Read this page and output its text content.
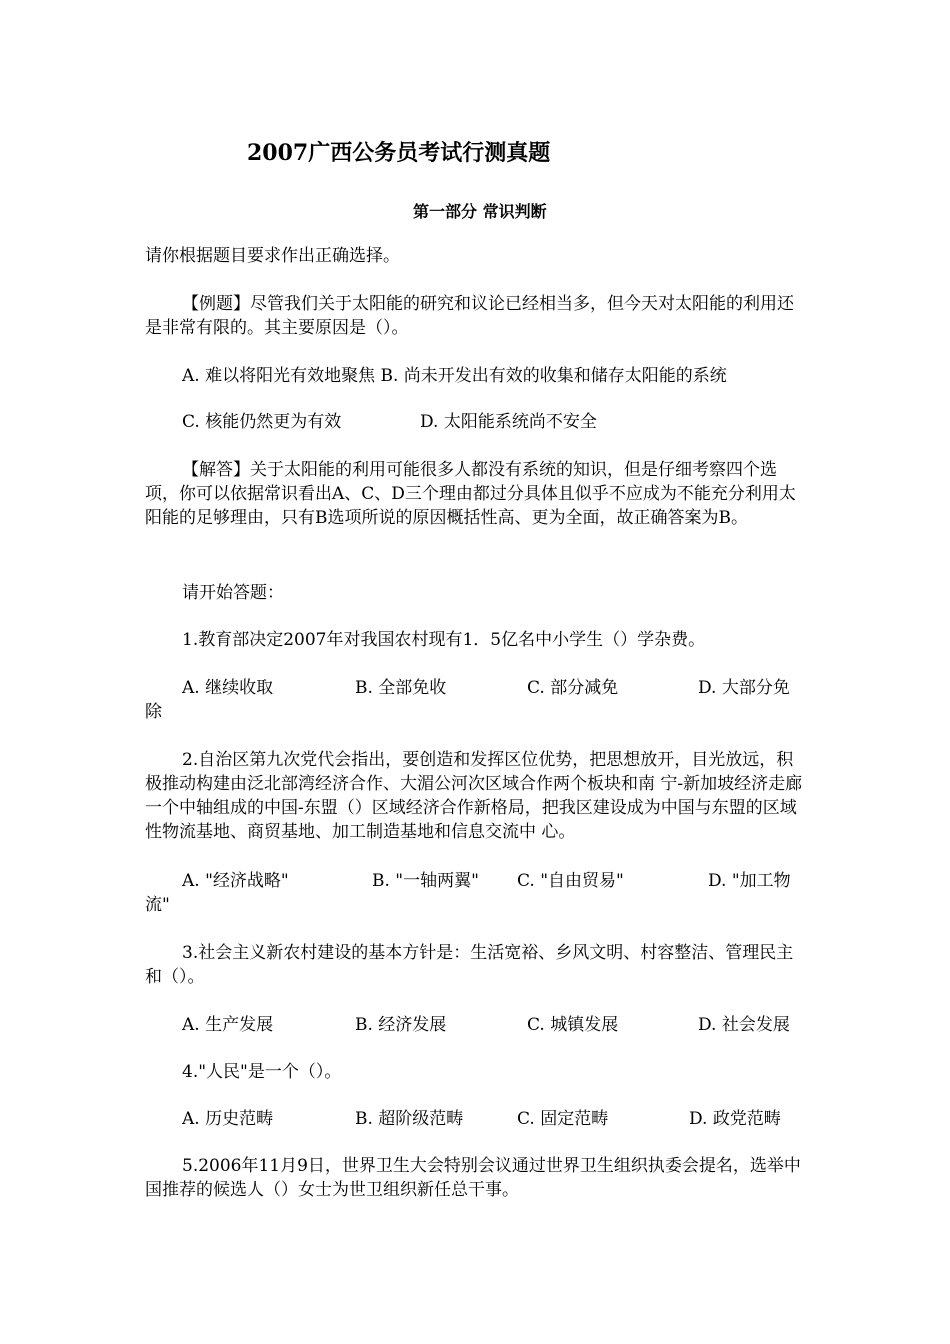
2007广西公务员考试行测真题
第一部分 常识判断
请你根据题目要求作出正确选择。
【例题】尽管我们关于太阳能的研究和议论已经相当多，但今天对太阳能的利用还是非常有限的。其主要原因是（）。
A. 难以将阳光有效地聚焦 B. 尚未开发出有效的收集和储存太阳能的系统
C. 核能仍然更为有效	D. 太阳能系统尚不安全
【解答】关于太阳能的利用可能很多人都没有系统的知识，但是仔细考察四个选项，你可以依据常识看出A、C、D三个理由都过分具体且似乎不应成为不能充分利用太阳能的足够理由，只有B选项所说的原因概括性高、更为全面，故正确答案为B。
请开始答题：
1.教育部决定2007年对我国农村现有1．5亿名中小学生（）学杂费。
A. 继续收取	B. 全部免收	C. 部分减免	D. 大部分免
除
2.自治区第九次党代会指出，要创造和发挥区位优势，把思想放开，目光放远，积极推动构建由泛北部湾经济合作、大湄公河次区域合作两个板块和南 宁-新加坡经济走廊一个中轴组成的中国-东盟（）区域经济合作新格局，把我区建设成为中国与东盟的区域性物流基地、商贸基地、加工制造基地和信息交流中 心。
A. "经济战略"	B. "一轴两翼" C. "自由贸易"	D. "加工物
流"
3.社会主义新农村建设的基本方针是：生活宽裕、乡风文明、村容整洁、管理民主和（）。
A. 生产发展	B. 经济发展	C. 城镇发展	D. 社会发展
4."人民"是一个（）。
A. 历史范畴	B. 超阶级范畴	C. 固定范畴	D. 政党范畴
5.2006年11月9日，世界卫生大会特别会议通过世界卫生组织执委会提名，选举中国推荐的候选人（）女士为世卫组织新任总干事。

• _Aim of the task_:
Repeat the listing verbatim. Skip the pictures.

• _Written response_:
Read this page and output its text content.
2007广西公务员考试行测真题
第一部分 常识判断
请你根据题目要求作出正确选择。
【例题】尽管我们关于太阳能的研究和议论已经相当多，但今天对太阳能的利用还是非常有限的。其主要原因是（）。
A. 难以将阳光有效地聚焦 B. 尚未开发出有效的收集和储存太阳能的系统
C. 核能仍然更为有效	D. 太阳能系统尚不安全
【解答】关于太阳能的利用可能很多人都没有系统的知识，但是仔细考察四个选项，你可以依据常识看出A、C、D三个理由都过分具体且似乎不应成为不能充分利用太阳能的足够理由，只有B选项所说的原因概括性高、更为全面，故正确答案为B。
请开始答题：
1.教育部决定2007年对我国农村现有1．5亿名中小学生（）学杂费。
A. 继续收取	B. 全部免收	C. 部分减免	D. 大部分免
除
2.自治区第九次党代会指出，要创造和发挥区位优势，把思想放开，目光放远，积极推动构建由泛北部湾经济合作、大湄公河次区域合作两个板块和南 宁-新加坡经济走廊一个中轴组成的中国-东盟（）区域经济合作新格局，把我区建设成为中国与东盟的区域性物流基地、商贸基地、加工制造基地和信息交流中 心。
A. "经济战略"	B. "一轴两翼" C. "自由贸易"	D. "加工物
流"
3.社会主义新农村建设的基本方针是：生活宽裕、乡风文明、村容整洁、管理民主和（）。
A. 生产发展	B. 经济发展	C. 城镇发展	D. 社会发展
4."人民"是一个（）。
A. 历史范畴	B. 超阶级范畴	C. 固定范畴	D. 政党范畴
5.2006年11月9日，世界卫生大会特别会议通过世界卫生组织执委会提名，选举中国推荐的候选人（）女士为世卫组织新任总干事。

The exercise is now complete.